[begin Raw records]

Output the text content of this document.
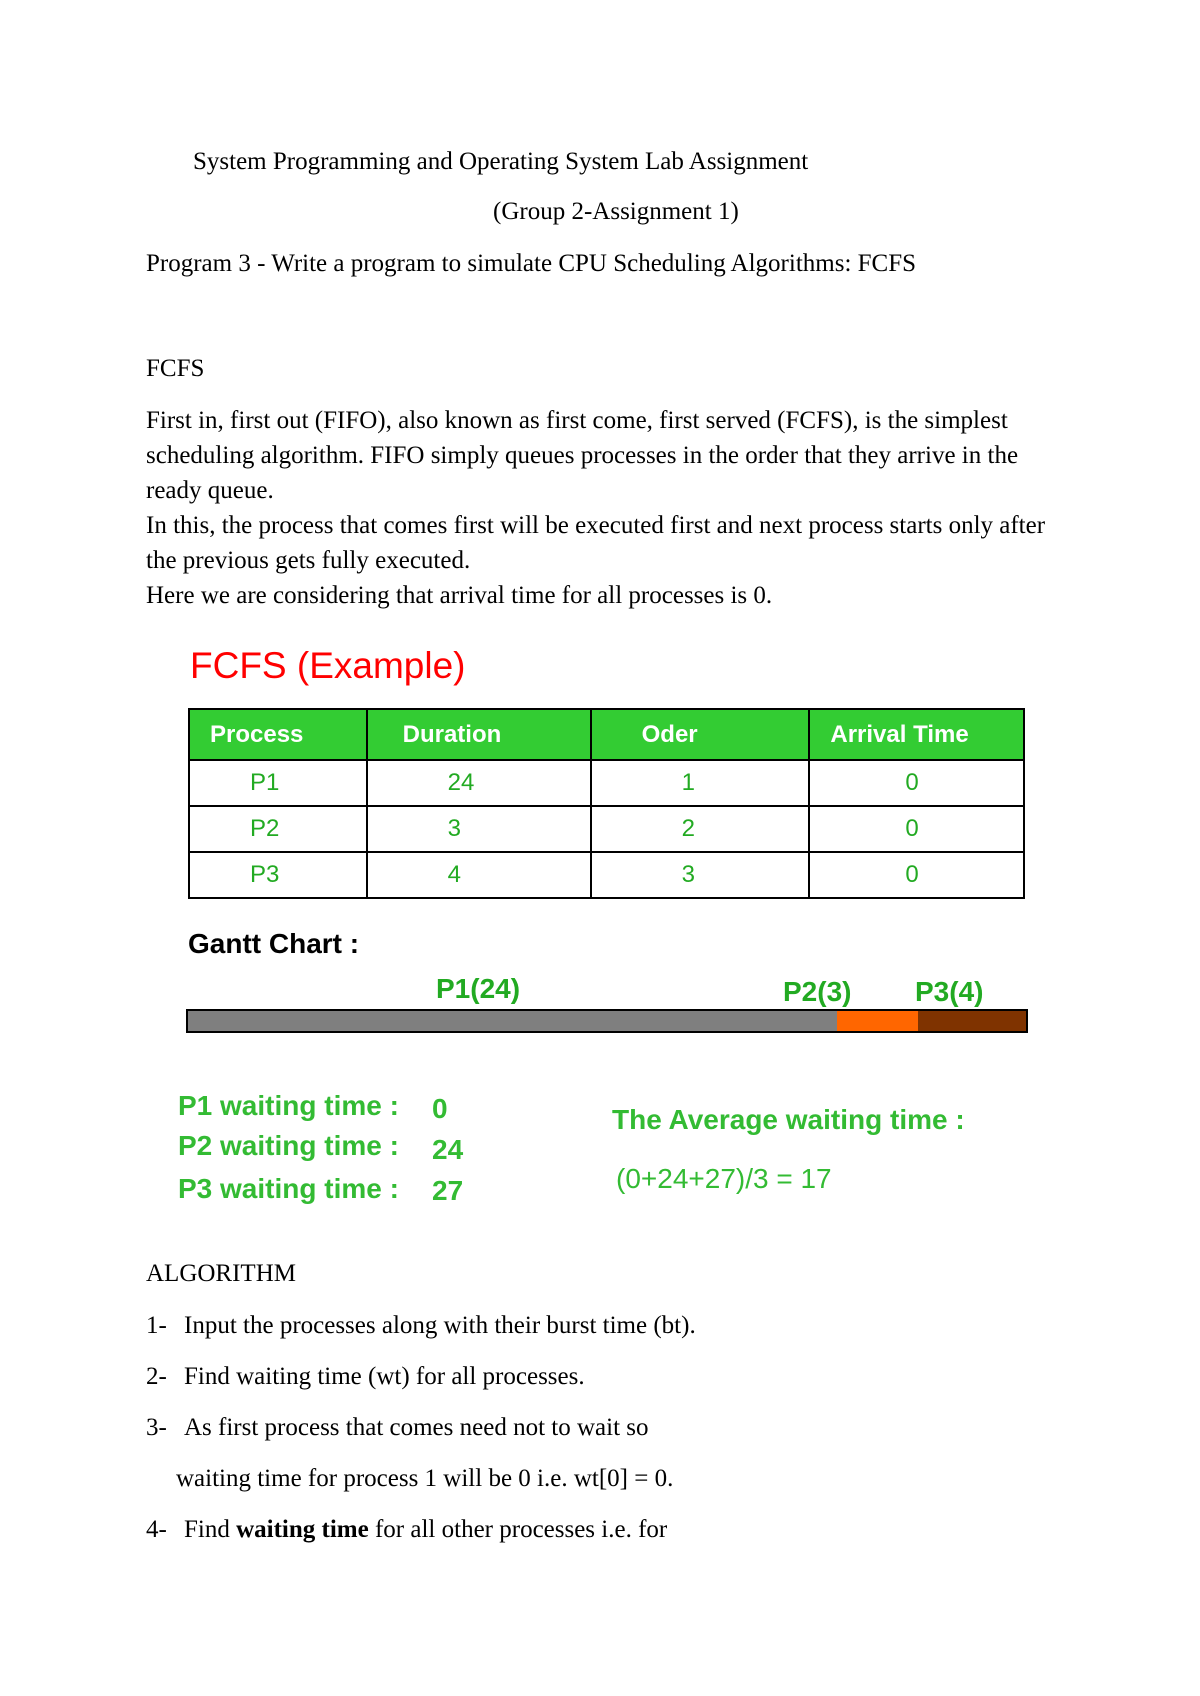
System Programming and Operating System Lab Assignment
(Group 2-Assignment 1)
Program 3 - Write a program to simulate CPU Scheduling Algorithms: FCFS
FCFS

First in, first out (FIFO), also known as first come, first served (FCFS), is the simplest scheduling algorithm. FIFO simply queues processes in the order that they arrive in the ready queue.

In this, the process that comes first will be executed first and next process starts only after the previous gets fully executed.

Here we are considering that arrival time for all processes is 0.

FCFS (Example)
Process	Duration	Oder	Arrival Time
P1	24	1	0
P2	3	2	0
P3	4	3	0
Gantt Chart :
P1(24)	P2(3) P3(4)
P1 waiting time : 0
P2 waiting time : 24
P3 waiting time : 27
The Average waiting time :
(0+24+27)/3 = 17
ALGORITHM
1- Input the processes along with their burst time (bt).
2- Find waiting time (wt) for all processes.
3- As first process that comes need not to wait so
waiting time for process 1 will be 0 i.e. wt[0] = 0.
4- Find waiting time for all other processes i.e. for
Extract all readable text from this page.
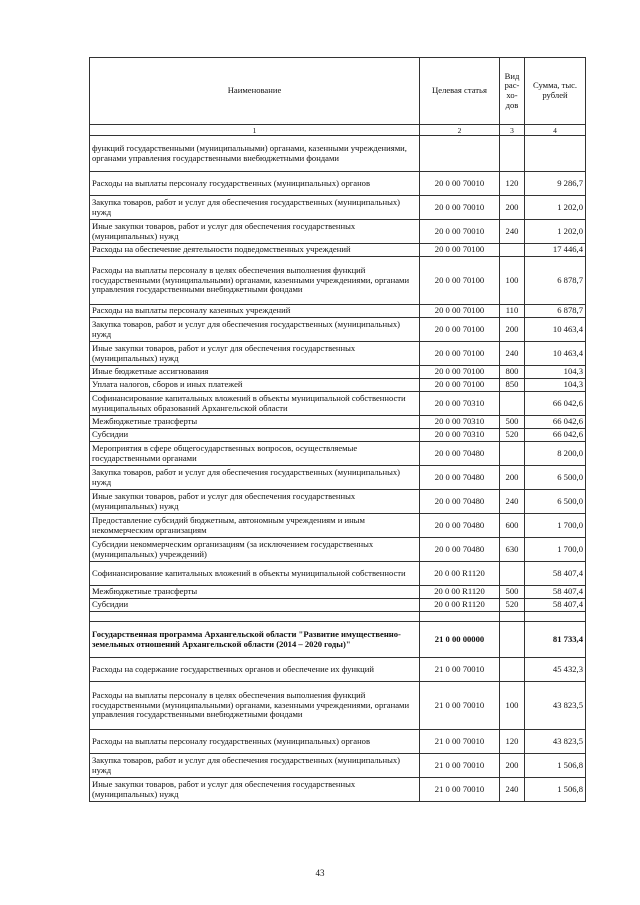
Наименование	Целевая статья	Вид рас-хо-дов	Сумма, тыс. рублей
1	2	3	4
функций государственными (муниципальными) органами, казенными учреждениями, органами управления государственными внебюджетными фондами			
Расходы на выплаты персоналу государственных (муниципальных) органов	20 0 00 70010	120	9 286,7
Закупка товаров, работ и услуг для обеспечения государственных (муниципальных) нужд	20 0 00 70010	200	1 202,0
Иные закупки товаров, работ и услуг для обеспечения государственных (муниципальных) нужд	20 0 00 70010	240	1 202,0
Расходы на обеспечение деятельности подведомственных учреждений	20 0 00 70100		17 446,4
Расходы на выплаты персоналу в целях обеспечения выполнения функций государственными (муниципальными) органами, казенными учреждениями, органами управления государственными внебюджетными фондами	20 0 00 70100	100	6 878,7
Расходы на выплаты персоналу казенных учреждений	20 0 00 70100	110	6 878,7
Закупка товаров, работ и услуг для обеспечения государственных (муниципальных) нужд	20 0 00 70100	200	10 463,4
Иные закупки товаров, работ и услуг для обеспечения государственных (муниципальных) нужд	20 0 00 70100	240	10 463,4
Иные бюджетные ассигнования	20 0 00 70100	800	104,3
Уплата налогов, сборов и иных платежей	20 0 00 70100	850	104,3
Софинансирование капитальных вложений в объекты муниципальной собственности муниципальных образований Архангельской области	20 0 00 70310		66 042,6
Межбюджетные трансферты	20 0 00 70310	500	66 042,6
Субсидии	20 0 00 70310	520	66 042,6
Мероприятия в сфере общегосударственных вопросов, осуществляемые государственными органами	20 0 00 70480		8 200,0
Закупка товаров, работ и услуг для обеспечения государственных (муниципальных) нужд	20 0 00 70480	200	6 500,0
Иные закупки товаров, работ и услуг для обеспечения государственных (муниципальных) нужд	20 0 00 70480	240	6 500,0
Предоставление субсидий бюджетным, автономным учреждениям и иным некоммерческим организациям	20 0 00 70480	600	1 700,0
Субсидии некоммерческим организациям (за исключением государственных (муниципальных) учреждений)	20 0 00 70480	630	1 700,0
Софинансирование капитальных вложений в объекты муниципальной собственности	20 0 00 R1120		58 407,4
Межбюджетные трансферты	20 0 00 R1120	500	58 407,4
Субсидии	20 0 00 R1120	520	58 407,4

Государственная программа Архангельской области "Развитие имущественно-земельных отношений Архангельской области (2014 – 2020 годы)"	21 0 00 00000		81 733,4
Расходы на содержание государственных органов и обеспечение их функций	21 0 00 70010		45 432,3
Расходы на выплаты персоналу в целях обеспечения выполнения функций государственными (муниципальными) органами, казенными учреждениями, органами управления государственными внебюджетными фондами	21 0 00 70010	100	43 823,5
Расходы на выплаты персоналу государственных (муниципальных) органов	21 0 00 70010	120	43 823,5
Закупка товаров, работ и услуг для обеспечения государственных (муниципальных) нужд	21 0 00 70010	200	1 506,8
Иные закупки товаров, работ и услуг для обеспечения государственных (муниципальных) нужд	21 0 00 70010	240	1 506,8
43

[end Raw records]

Show the lines from the data above that contain the string "обеспечение".

Расходы на обеспечение деятельности подведомственных учреждений	20 0 00 70100		17 446,4
Расходы на содержание государственных органов и обеспечение их функций	21 0 00 70010		45 432,3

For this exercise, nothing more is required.